Passage given:
[BEGIN]
Re: [Tracker] more issues with indexer-split

2008-09-03 Thread Martyn Russell
Hi,

So I have been reading up on the things that are remaining for merging.
This is the list I have so far which I will be working on:

* Check the move files/directories issue. I *think* it works.

* Fix the get_file_contents() function so it checks for #13 in the first
64Kb.

* Make private libraries .so files to dynamically load them.

* The directory mtime issue on startup.

Have I missed anything?

-- 
Regards,
Martyn
___
tracker-list mailing list
tracker-list@gnome.org
http://mail.gnome.org/mailman/listinfo/tracker-list


Re: [Tracker] more issues with indexer-split

2008-09-03 Thread Martyn Russell
Jamie McCracken wrote:
>>> trunk only checks directories (If a file in a directory is modified then
>>> the directories mtime is also altered so no need to check every file)
>>> hence startup is much faster.

Note: the mtime of the parent directory ONLY is updated. This is not
recursive. So if you have /foo/bar/baz/sliff.txt, the mtime of baz/ is
updated not for bar/ and foo/.
[END]
Given information:
[BEGIN]
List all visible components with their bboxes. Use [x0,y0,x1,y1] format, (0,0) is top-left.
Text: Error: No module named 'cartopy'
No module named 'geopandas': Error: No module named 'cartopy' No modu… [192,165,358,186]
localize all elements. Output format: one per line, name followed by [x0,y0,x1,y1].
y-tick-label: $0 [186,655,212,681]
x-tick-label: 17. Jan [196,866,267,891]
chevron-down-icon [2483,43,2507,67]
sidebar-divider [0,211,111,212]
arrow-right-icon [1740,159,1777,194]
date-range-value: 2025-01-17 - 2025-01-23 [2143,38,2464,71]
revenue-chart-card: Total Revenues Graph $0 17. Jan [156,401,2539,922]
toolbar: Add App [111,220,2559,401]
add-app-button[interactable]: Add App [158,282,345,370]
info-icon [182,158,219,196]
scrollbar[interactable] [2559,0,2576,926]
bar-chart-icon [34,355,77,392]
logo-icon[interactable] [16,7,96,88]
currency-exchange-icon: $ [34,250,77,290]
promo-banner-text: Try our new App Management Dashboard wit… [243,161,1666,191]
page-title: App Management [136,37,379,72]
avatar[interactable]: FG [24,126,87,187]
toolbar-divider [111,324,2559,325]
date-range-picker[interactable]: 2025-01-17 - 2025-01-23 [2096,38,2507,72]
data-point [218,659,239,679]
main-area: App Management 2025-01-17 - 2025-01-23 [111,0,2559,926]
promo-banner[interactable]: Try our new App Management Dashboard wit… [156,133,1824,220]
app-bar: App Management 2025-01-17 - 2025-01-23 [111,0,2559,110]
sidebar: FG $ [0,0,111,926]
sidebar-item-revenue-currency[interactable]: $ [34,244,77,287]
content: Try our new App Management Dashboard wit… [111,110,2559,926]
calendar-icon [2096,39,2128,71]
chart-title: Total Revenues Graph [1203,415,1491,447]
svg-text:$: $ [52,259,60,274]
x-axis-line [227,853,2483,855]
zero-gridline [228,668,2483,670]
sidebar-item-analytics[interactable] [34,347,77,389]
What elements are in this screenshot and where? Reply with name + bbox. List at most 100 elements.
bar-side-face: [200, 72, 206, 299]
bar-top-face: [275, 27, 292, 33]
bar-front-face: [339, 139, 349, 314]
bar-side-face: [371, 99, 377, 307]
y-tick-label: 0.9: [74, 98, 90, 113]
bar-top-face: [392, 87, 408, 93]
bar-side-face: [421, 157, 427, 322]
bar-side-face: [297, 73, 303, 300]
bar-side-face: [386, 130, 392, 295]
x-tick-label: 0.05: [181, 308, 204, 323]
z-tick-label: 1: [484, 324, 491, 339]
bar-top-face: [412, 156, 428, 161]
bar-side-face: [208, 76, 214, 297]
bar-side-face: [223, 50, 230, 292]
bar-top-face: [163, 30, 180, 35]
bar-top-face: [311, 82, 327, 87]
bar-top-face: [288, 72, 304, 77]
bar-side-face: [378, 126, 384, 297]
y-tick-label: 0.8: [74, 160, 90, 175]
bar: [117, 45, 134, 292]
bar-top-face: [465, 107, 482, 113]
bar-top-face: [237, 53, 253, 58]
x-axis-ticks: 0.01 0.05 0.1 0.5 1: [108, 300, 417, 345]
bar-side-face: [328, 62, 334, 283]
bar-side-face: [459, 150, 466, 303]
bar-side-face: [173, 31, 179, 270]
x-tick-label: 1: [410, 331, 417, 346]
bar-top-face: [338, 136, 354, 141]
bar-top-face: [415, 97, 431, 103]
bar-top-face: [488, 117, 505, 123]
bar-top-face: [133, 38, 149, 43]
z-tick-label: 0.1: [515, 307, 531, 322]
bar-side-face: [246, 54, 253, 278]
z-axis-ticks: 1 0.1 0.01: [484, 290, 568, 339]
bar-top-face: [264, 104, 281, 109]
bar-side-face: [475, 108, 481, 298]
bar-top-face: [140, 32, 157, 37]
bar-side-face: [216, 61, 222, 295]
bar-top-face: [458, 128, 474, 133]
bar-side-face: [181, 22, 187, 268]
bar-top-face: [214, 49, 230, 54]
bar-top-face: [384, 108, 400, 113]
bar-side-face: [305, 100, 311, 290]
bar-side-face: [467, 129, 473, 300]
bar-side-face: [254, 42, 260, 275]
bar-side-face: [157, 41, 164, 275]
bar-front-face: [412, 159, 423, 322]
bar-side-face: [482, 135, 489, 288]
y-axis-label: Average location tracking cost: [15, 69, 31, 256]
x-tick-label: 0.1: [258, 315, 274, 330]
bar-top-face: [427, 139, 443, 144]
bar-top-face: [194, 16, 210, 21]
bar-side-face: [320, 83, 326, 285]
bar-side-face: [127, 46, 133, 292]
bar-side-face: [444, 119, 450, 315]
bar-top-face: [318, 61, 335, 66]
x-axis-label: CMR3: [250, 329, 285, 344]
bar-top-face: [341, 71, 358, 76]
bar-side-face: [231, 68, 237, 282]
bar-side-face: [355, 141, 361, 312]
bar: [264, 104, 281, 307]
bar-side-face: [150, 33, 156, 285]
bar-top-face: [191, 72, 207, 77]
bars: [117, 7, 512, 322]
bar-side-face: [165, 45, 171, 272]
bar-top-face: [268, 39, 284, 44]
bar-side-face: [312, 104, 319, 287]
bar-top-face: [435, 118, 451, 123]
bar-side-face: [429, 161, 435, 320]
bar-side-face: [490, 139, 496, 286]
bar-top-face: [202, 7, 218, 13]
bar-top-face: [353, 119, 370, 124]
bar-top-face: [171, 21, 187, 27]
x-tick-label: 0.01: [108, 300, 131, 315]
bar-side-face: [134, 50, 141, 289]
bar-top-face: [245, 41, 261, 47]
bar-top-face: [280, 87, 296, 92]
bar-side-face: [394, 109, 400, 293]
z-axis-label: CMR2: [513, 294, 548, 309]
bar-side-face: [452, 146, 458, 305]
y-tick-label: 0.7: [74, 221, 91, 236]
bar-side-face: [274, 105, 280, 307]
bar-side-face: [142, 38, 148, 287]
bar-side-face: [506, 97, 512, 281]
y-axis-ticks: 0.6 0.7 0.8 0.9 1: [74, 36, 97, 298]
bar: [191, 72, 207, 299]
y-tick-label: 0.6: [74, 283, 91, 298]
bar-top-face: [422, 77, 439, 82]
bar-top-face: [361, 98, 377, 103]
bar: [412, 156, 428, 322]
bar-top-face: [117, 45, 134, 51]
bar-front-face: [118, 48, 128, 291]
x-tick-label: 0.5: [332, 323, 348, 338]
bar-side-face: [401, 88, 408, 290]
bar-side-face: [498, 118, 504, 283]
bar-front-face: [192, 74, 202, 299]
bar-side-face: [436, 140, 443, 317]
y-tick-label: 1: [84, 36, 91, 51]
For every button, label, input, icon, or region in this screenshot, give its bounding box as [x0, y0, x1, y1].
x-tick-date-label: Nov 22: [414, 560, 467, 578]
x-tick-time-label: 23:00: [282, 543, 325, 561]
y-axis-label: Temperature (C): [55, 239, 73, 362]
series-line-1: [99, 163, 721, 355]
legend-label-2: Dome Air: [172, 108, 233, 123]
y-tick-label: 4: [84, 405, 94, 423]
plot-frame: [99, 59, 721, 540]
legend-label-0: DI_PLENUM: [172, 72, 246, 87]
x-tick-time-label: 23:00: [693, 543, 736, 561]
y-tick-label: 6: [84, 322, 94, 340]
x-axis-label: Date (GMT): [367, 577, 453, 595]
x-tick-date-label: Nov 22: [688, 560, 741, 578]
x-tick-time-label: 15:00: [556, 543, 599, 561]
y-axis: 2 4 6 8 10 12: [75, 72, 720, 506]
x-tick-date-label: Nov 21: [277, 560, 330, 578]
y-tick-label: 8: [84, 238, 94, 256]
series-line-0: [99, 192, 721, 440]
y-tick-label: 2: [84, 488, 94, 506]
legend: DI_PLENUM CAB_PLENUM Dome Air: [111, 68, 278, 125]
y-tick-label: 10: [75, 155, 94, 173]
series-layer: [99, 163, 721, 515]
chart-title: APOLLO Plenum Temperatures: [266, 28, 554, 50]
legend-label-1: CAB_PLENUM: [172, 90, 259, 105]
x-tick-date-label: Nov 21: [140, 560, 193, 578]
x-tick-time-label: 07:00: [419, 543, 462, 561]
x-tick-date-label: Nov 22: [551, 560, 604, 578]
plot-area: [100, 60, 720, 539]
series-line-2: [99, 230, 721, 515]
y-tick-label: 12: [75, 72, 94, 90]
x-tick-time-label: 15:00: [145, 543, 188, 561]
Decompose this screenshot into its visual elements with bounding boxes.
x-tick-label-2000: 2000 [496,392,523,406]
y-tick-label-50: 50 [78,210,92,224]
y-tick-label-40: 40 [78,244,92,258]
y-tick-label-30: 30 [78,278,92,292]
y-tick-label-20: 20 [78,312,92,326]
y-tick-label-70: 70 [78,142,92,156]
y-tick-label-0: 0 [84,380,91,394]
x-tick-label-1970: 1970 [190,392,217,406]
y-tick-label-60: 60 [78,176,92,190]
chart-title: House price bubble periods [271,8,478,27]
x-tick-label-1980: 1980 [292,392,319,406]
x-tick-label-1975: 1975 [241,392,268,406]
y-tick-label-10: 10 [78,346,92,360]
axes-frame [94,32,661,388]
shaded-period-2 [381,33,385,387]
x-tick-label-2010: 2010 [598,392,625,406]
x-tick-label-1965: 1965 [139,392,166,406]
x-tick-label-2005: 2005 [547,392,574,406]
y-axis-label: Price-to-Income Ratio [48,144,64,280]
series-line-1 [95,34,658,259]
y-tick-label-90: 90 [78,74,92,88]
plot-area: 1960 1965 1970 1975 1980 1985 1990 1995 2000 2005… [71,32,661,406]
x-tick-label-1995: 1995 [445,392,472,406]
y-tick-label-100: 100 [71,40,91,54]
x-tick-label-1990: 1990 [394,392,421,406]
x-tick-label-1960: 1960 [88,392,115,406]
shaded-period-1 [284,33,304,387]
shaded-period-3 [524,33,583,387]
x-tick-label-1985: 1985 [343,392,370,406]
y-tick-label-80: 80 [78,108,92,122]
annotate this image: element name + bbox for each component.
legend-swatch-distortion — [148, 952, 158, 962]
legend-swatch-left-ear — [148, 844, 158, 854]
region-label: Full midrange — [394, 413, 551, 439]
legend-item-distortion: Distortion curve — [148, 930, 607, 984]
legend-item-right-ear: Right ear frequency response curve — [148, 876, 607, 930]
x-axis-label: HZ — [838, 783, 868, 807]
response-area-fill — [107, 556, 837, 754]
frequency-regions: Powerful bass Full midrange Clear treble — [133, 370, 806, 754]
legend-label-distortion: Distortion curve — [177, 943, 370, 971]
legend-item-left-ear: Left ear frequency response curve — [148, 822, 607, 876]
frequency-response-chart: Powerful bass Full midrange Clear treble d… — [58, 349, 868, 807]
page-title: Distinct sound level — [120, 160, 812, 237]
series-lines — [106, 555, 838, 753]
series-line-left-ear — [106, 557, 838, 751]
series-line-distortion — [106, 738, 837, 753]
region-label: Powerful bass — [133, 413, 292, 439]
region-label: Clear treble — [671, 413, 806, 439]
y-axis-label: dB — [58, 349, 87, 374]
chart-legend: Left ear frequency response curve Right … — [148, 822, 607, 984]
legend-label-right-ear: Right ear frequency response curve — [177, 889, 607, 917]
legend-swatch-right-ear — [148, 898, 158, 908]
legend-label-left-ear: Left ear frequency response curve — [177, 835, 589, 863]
[END]
What to work on:
- 1) According to the Tracker mailing-list thread, how much of a file should the get_file_contents() function check for #13?
- 2) Carry on writing the Tracker mailing-list thread past its final sentence.

Answers given:
- 1) The first 64Kb.

- 2)
This means you _HAVE_ to go into every directory to see if it has a
subdirectory with an mtime that has updated.

>> We can do this. Can you guarantee that on EVERY file system type the
>> parent directory mtime is updated when a file changes? I am not 100%
>> sure this is the case.
> 
> on all major platforms yes (*nix and windows)

Hmm. This wories me. How mtime is used across file systems tends to vary
slightly and this might come back to bite us.

> it is for me - its in the order of 3x slower than trunk at startup 

What exactly is 3x slower? The crawling?

I have been thinking about this. The best solution here to me is to send
ALL files/directories to the indexer and let the indexer check the mtime
of a directories before deciding to process the files it holds. This
should dramatically reduce the DB lookups on startup. But if the
slowness is NOT in the indexer, then there is little you can do except
increase the throttle. Have you tested it again recently since I made
throttle mandatory whenever it is called (i.e. it is 5+config value).
This made a lot of difference for me.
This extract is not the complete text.